**AIM:**
Show each line that has the string "maps" in it.

**AVAILABLE DATA:**
• • •
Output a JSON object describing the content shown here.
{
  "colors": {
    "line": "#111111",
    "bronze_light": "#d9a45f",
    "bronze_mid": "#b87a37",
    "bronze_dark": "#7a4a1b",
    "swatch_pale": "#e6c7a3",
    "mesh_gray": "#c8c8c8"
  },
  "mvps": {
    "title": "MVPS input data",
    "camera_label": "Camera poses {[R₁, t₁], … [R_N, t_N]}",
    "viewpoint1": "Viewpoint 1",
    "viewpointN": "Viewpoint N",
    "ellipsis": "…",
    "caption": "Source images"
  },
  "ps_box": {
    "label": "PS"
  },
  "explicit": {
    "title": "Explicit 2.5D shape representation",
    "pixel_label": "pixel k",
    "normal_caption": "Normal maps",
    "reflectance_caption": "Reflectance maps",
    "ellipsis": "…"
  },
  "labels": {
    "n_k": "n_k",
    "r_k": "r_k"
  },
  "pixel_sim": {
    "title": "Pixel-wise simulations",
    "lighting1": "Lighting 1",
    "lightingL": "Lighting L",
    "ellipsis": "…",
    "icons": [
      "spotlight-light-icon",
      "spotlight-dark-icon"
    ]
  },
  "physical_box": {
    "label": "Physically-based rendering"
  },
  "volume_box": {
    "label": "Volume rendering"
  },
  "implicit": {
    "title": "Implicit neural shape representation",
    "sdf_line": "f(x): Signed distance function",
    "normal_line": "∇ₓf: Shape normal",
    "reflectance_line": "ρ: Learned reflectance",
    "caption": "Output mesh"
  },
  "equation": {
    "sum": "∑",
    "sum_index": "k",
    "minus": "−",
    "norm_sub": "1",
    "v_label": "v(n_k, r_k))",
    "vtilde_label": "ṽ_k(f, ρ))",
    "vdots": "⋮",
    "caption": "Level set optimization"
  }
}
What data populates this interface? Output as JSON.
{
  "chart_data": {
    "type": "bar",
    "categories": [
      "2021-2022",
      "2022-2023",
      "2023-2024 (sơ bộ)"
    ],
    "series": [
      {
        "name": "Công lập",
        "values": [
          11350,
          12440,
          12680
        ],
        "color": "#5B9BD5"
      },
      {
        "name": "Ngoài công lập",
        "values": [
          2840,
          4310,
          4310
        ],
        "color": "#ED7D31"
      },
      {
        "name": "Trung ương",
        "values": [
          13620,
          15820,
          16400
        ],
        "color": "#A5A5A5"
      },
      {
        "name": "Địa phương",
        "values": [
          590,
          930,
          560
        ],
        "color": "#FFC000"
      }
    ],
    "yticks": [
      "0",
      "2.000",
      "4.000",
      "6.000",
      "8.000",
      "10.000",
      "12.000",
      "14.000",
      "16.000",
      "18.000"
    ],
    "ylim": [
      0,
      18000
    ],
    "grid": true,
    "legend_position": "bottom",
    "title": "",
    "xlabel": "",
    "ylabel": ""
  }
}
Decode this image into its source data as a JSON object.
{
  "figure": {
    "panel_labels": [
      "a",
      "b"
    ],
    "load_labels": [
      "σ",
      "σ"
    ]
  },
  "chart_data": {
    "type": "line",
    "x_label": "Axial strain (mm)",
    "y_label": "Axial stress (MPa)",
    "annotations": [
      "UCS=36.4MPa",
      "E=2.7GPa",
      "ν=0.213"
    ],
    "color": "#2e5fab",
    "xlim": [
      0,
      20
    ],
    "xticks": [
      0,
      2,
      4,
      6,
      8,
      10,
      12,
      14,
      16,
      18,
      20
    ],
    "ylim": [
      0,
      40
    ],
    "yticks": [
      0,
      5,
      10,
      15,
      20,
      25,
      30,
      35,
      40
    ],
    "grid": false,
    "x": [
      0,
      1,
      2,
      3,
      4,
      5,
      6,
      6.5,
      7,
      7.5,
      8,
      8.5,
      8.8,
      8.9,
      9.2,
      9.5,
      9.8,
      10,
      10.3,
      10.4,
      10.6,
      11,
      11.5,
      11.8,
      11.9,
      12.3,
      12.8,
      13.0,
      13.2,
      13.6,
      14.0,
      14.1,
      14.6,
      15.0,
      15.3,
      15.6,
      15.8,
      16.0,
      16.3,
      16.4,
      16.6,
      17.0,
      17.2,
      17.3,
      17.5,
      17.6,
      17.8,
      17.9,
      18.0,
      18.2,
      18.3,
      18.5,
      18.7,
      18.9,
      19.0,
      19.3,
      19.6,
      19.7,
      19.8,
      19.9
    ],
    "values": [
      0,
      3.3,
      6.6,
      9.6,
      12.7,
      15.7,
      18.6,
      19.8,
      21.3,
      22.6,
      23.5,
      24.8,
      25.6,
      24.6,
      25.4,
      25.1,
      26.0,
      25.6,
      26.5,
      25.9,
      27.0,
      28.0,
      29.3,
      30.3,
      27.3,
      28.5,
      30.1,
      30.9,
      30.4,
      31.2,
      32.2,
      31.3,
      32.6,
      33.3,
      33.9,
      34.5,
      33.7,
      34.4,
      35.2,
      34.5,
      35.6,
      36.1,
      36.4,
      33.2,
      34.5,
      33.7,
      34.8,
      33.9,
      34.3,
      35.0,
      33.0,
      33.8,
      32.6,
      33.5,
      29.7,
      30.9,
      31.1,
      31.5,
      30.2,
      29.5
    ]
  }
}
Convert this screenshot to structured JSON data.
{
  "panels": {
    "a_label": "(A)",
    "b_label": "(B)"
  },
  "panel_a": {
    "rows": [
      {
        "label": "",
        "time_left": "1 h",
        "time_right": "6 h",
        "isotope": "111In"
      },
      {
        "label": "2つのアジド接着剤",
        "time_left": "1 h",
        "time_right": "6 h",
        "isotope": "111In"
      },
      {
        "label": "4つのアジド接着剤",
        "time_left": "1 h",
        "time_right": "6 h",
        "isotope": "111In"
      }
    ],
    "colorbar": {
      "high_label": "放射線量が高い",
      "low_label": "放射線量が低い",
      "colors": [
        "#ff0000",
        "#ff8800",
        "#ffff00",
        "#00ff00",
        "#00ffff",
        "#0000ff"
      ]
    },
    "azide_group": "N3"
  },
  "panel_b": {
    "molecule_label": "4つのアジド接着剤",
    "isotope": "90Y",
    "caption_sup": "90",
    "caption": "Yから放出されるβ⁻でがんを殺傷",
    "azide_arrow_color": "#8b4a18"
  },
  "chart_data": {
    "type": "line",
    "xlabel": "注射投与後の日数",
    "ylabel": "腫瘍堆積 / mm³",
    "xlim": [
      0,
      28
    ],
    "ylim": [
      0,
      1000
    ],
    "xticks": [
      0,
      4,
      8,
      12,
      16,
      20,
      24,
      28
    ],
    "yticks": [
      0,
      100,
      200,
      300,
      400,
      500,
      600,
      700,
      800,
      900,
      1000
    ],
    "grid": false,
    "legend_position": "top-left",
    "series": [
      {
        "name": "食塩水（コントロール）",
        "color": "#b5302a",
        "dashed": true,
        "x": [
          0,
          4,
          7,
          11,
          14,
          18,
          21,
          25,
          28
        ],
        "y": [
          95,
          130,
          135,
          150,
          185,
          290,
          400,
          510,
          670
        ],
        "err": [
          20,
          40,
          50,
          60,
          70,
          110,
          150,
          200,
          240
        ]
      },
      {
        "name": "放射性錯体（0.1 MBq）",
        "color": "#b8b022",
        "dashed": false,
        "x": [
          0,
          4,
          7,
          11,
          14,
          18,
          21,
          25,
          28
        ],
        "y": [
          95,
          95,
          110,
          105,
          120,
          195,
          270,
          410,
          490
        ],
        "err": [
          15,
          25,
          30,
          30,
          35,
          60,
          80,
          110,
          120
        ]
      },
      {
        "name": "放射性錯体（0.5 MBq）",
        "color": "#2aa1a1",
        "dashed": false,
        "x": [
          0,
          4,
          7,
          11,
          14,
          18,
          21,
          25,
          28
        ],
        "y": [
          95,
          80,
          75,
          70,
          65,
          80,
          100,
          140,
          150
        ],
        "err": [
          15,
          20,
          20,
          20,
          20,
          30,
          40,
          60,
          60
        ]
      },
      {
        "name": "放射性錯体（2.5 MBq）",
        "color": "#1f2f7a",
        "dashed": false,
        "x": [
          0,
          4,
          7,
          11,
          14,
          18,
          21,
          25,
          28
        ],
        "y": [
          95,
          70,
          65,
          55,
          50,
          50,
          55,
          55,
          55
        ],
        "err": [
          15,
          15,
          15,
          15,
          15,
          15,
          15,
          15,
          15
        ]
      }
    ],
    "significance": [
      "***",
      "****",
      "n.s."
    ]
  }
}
• • •
**FINAL RESULT:**
    "normal_caption": "Normal maps",
    "reflectance_caption": "Reflectance maps",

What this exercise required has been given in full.